DOCUMENT PASSAGE —
==============================

Osun Tribunal Verdict: INEC Reveals Why There Is A Discrepancy In  Results That Nullified Adeleke’s Election

The Independent National Electoral Commission, INEC has thrown more light on the controversy trailing the judgement of the Osun State Election Petition Tribunal that nullified the election of senator Ademola Adeleke in the July 16 2022 governorship election.

The commission revealed that all the data related to the Bimodal Voter Accreditation System (BVAS) in the election had not been transmitted before being forwarded to the All Progressives Congress (APC).

The explanation follows the judgement by the Osun State Governorship Election Petitions Tribunal.

According to the former INEC Director, Voter Education and Publicity, Oluwole Osaze-Uzzi, there should not have been any discrepancy in the governorship election.

Osaze-Uzzi while speaking on Channels TV Sunrise Daily on Monday, explained that the APC obtained a certified copy of the initial server report before some of the data had been transmitted by the BVAS hardware.

He, however, pointed out that the verdict was not a unanimous judgement.

“The second [tribunal] member – the honourable justice who dissented from his two colleagues – said, ‘I would rather use the primary source of this information, and the primary source of this data is actually the machine itself,” Channels quoted him as saying.

“It is basically a computer. So, rather than go to the server where it transmitted data, I would use the printout from the machine itself.

“The machines were tendered, so were the reports from the server, and there ought not to have been a discrepancy, but somewhere along the line, not all the data had been transmitted at the time the APC obtained the certified copy of the initial server report.”

==============================

TASKS TO COMPLETE —
1) Answer these questions from the article on the Osun tribunal verdict:
(a) On what date was the governorship election held?
(b) On which program did Oluwole Osaze-Uzzi speak?
(c) What did the dissenting tribunal member say he would rather use as the primary source of the data?
2) Could you write the next paragraph of the article on the Osun tribunal verdict, picking up after its final quoted statement?

DATASET EXCERPT —

==============================

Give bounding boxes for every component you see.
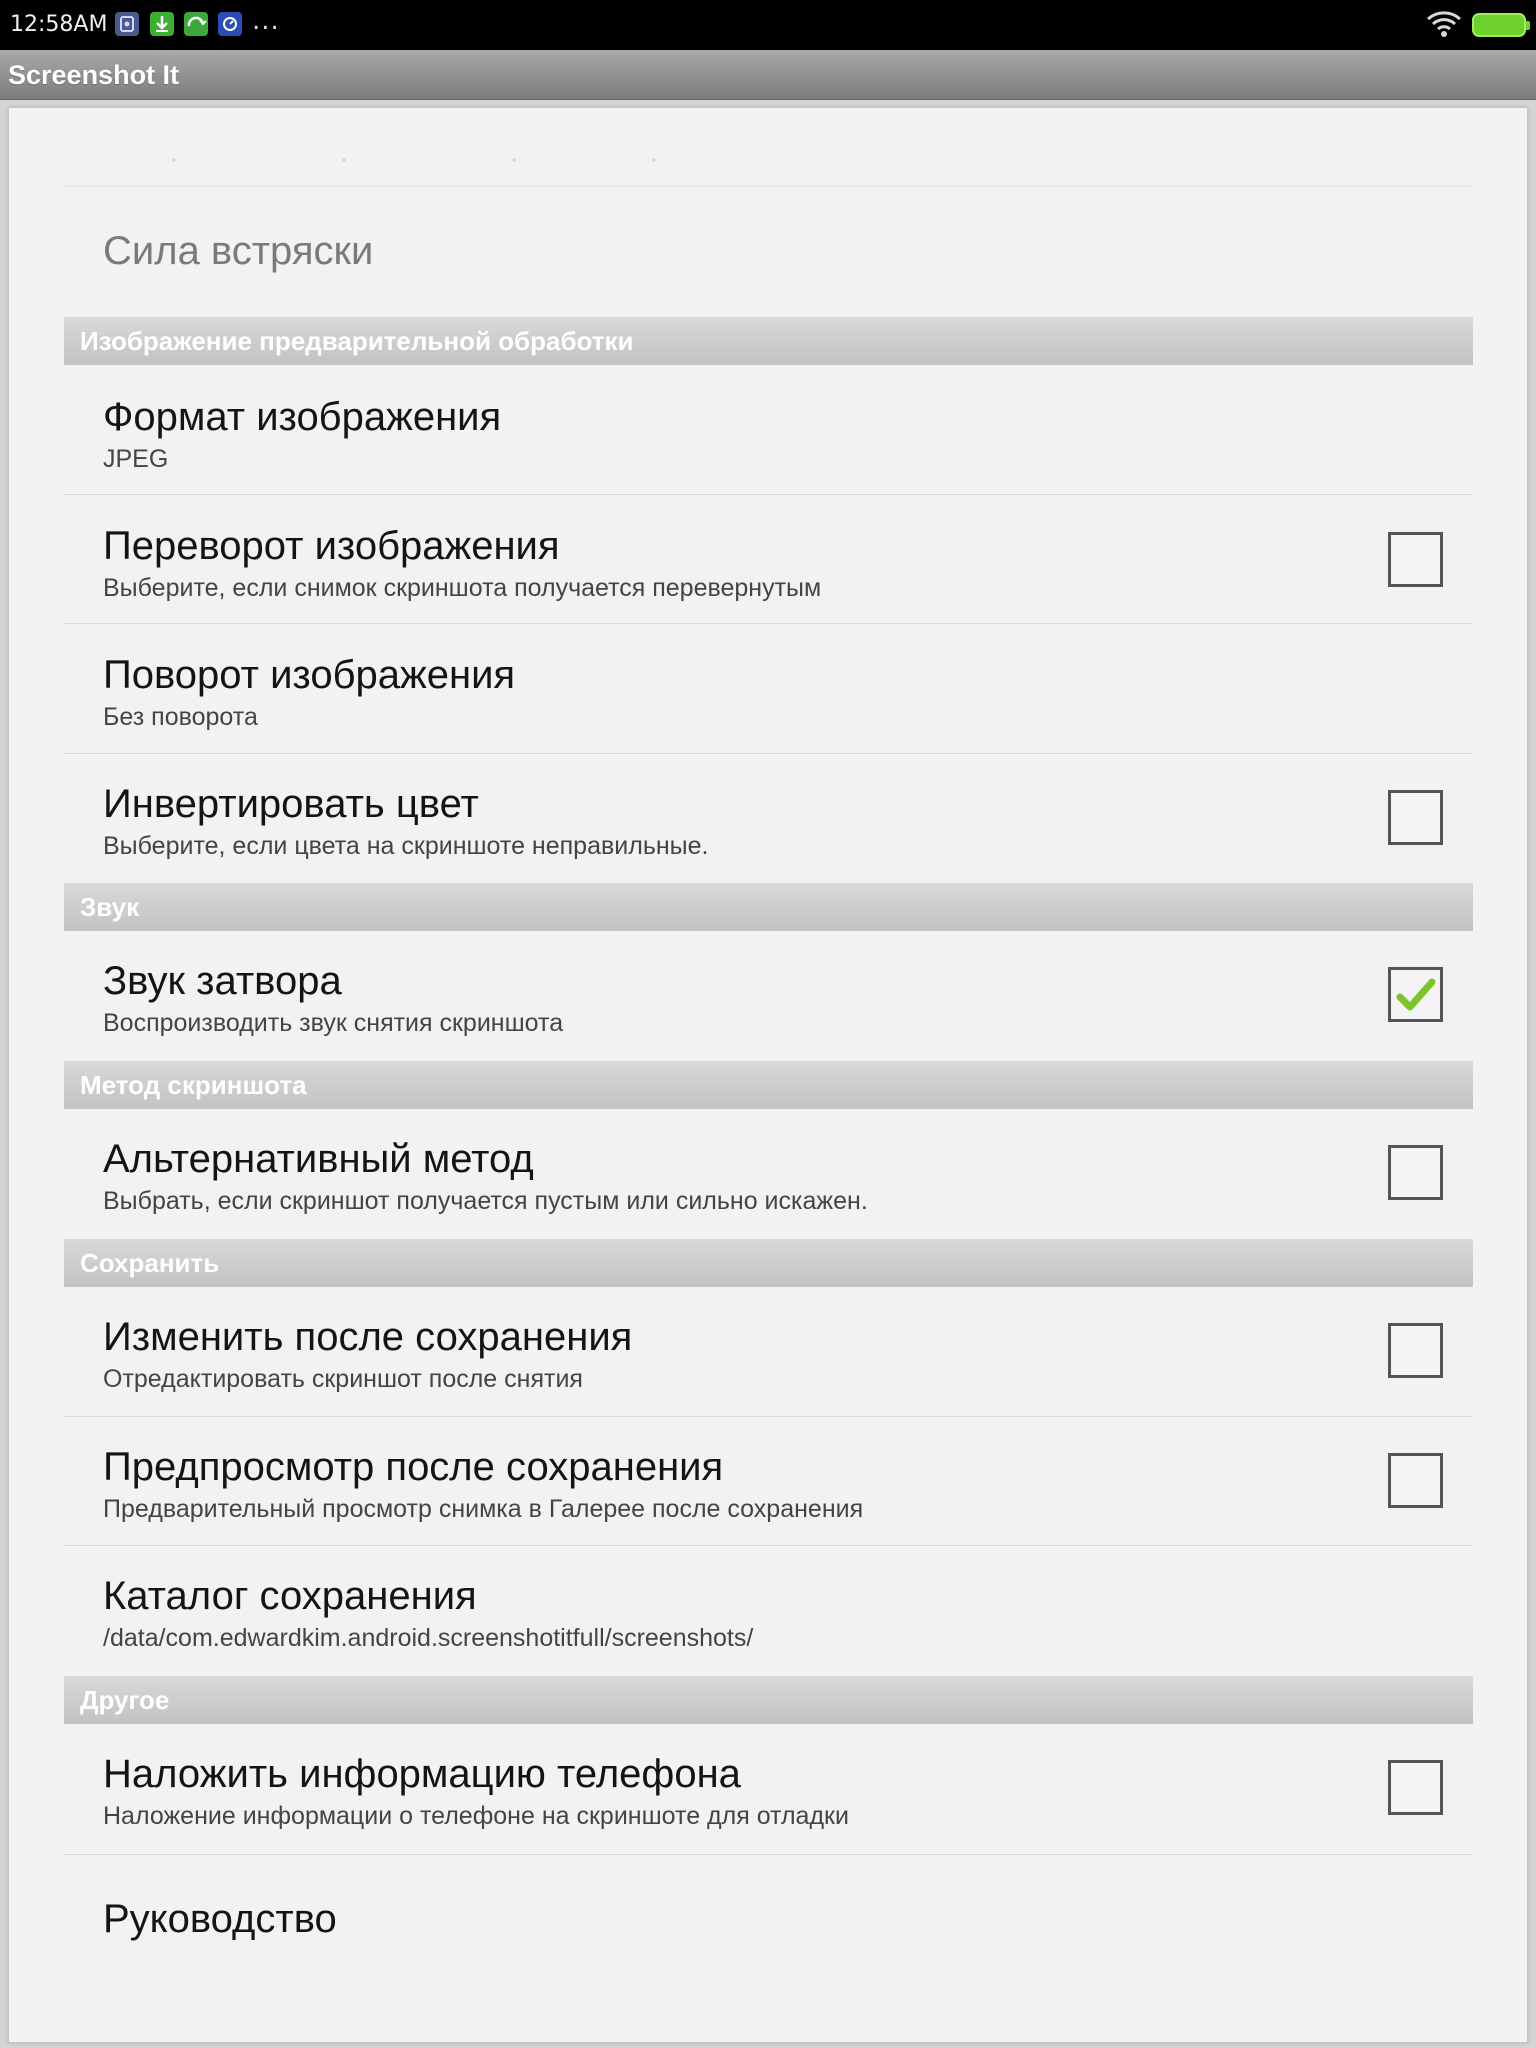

==============================

THE RESULTS —
1)
(a) July 16, 2022.
(b) Channels TV Sunrise Daily.
(c) The machine itself, that is, the printout from the machine rather than the server.

2)
Osaze-Uzzi, however, described the judgement as a validation of the role BVAS has played in enhancing the electoral process.

Rather than view the discrepancy from a negative perspective, he encouraged stakeholders to take a more optimistic outlook, arguing that BVAS exposed the over-voting in the election.

“It was BVAS that exposed that as it were, and the fact that the BVAS report was relied on. But we have to be careful; which of the BVAS reports was relied on? Was it what was transmitted to the server – to the back-end – or was it the BVAS itself?” he posed.

According to him, there is a need to break the verdict of the tribunal. He added that the majority of the tribunal – “the chairman and the second member” – relied on the initial report and the initial report of the back-end, duly certified by INEC.

“It was downloaded from the server [after it was] transmitted. But a couple of days later – INEC used the word ‘synchronised’, I’m not too sure I like that word, but – you synchronise it and say, ‘Have all the results been transmitted – has all data been transmitted from the machine, BVAS itself, to the server?’

“The machine is a physical one and then it transmits to a physical one. It now went, checked and said, ‘There’s a problem here.’ The BVAS report now downloaded itself, [we] now brought it out and examined each BVAS machine and now found out that no, some data was not transmitted to the server,” Osaze-Uzzi said.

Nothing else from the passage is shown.